Data extract ▸

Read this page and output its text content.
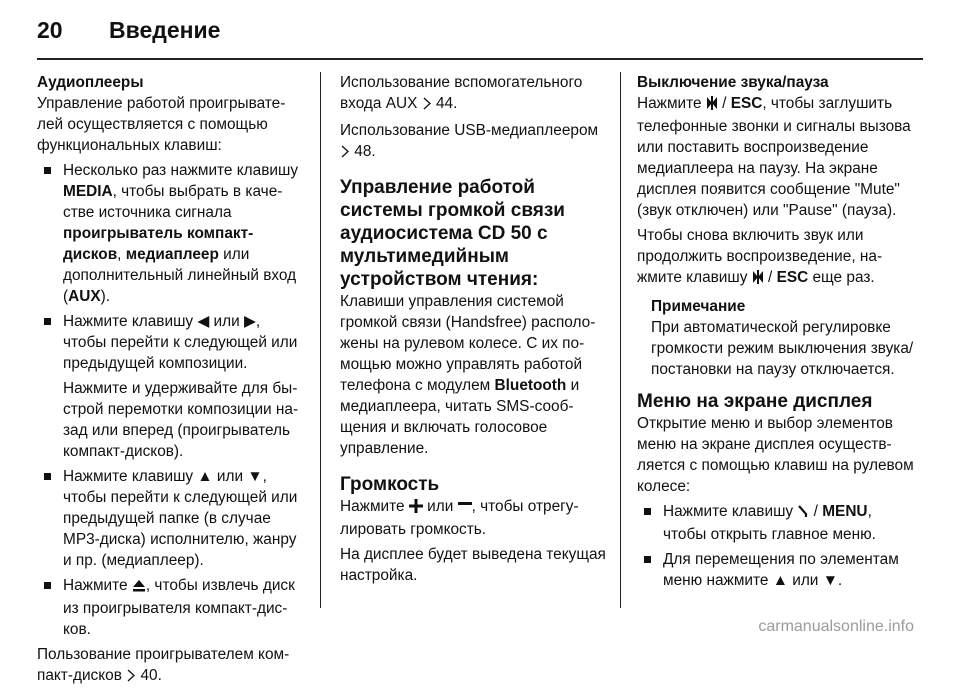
20 Введение
Аудиоплееры

Управление работой проигрывателей осуществляется с помощью функциональных клавиш:

Несколько раз нажмите клавишу MEDIA, чтобы выбрать в качестве источника сигнала проигрыватель компакт-дисков, медиаплеер или дополнительный линейный вход (AUX).
Нажмите клавишу ◀ или ▶, чтобы перейти к следующей или предыдущей композиции.
Нажмите и удерживайте для быстрой перемотки композиции назад или вперед (проигрыватель компакт-дисков).
Нажмите клавишу ▲ или ▼, чтобы перейти к следующей или предыдущей папке (в случае MP3-диска) исполнителю, жанру и пр. (медиаплеер).
Нажмите , чтобы извлечь диск из проигрывателя компакт-дисков.

Пользование проигрывателем компакт-дисков  40.

Использование вспомогательного входа AUX  44.

Использование USB-медиаплеером  48.

Управление работой системы громкой связи аудиосистема CD 50 с мультимедийным устройством чтения:

Клавиши управления системой громкой связи (Handsfree) расположены на рулевом колесе. С их помощью можно управлять работой телефона с модулем Bluetooth и медиаплеера, читать SMS-сообщения и включать голосовое управление.

Громкость

Нажмите  или , чтобы отрегулировать громкость.

На дисплее будет выведена текущая настройка.

Выключение звука/пауза

Нажмите  / ESC, чтобы заглушить телефонные звонки и сигналы вызова или поставить воспроизведение медиаплеера на паузу. На экране дисплея появится сообщение "Mute" (звук отключен) или "Pause" (пауза).

Чтобы снова включить звук или продолжить воспроизведение, нажмите клавишу  / ESC еще раз.

Примечание
При автоматической регулировке громкости режим выключения звука/постановки на паузу отключается.
Меню на экране дисплея

Открытие меню и выбор элементов меню на экране дисплея осуществляется с помощью клавиш на рулевом колесе:

Нажмите клавишу  / MENU, чтобы открыть главное меню.
Для перемещения по элементам меню нажмите ▲ или ▼.
carmanualsonline.info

Stated problem ▸ Quote in full the listing given above; the images are to be left out.

Solution to this task ▸
Read this page and output its text content.
20 Введение
Аудиоплееры

Управление работой проигрывателей осуществляется с помощью функциональных клавиш:

Несколько раз нажмите клавишу MEDIA, чтобы выбрать в качестве источника сигнала проигрыватель компакт-дисков, медиаплеер или дополнительный линейный вход (AUX).
Нажмите клавишу ◀ или ▶, чтобы перейти к следующей или предыдущей композиции.
Нажмите и удерживайте для быстрой перемотки композиции назад или вперед (проигрыватель компакт-дисков).
Нажмите клавишу ▲ или ▼, чтобы перейти к следующей или предыдущей папке (в случае MP3-диска) исполнителю, жанру и пр. (медиаплеер).
Нажмите , чтобы извлечь диск из проигрывателя компакт-дисков.

Пользование проигрывателем компакт-дисков  40.

Использование вспомогательного входа AUX  44.

Использование USB-медиаплеером  48.

Управление работой системы громкой связи аудиосистема CD 50 с мультимедийным устройством чтения:

Клавиши управления системой громкой связи (Handsfree) расположены на рулевом колесе. С их помощью можно управлять работой телефона с модулем Bluetooth и медиаплеера, читать SMS-сообщения и включать голосовое управление.

Громкость

Нажмите  или , чтобы отрегулировать громкость.

На дисплее будет выведена текущая настройка.

Выключение звука/пауза

Нажмите  / ESC, чтобы заглушить телефонные звонки и сигналы вызова или поставить воспроизведение медиаплеера на паузу. На экране дисплея появится сообщение "Mute" (звук отключен) или "Pause" (пауза).

Чтобы снова включить звук или продолжить воспроизведение, нажмите клавишу  / ESC еще раз.

Примечание
При автоматической регулировке громкости режим выключения звука/постановки на паузу отключается.
Меню на экране дисплея

Открытие меню и выбор элементов меню на экране дисплея осуществляется с помощью клавиш на рулевом колесе:

Нажмите клавишу  / MENU, чтобы открыть главное меню.
Для перемещения по элементам меню нажмите ▲ или ▼.
carmanualsonline.info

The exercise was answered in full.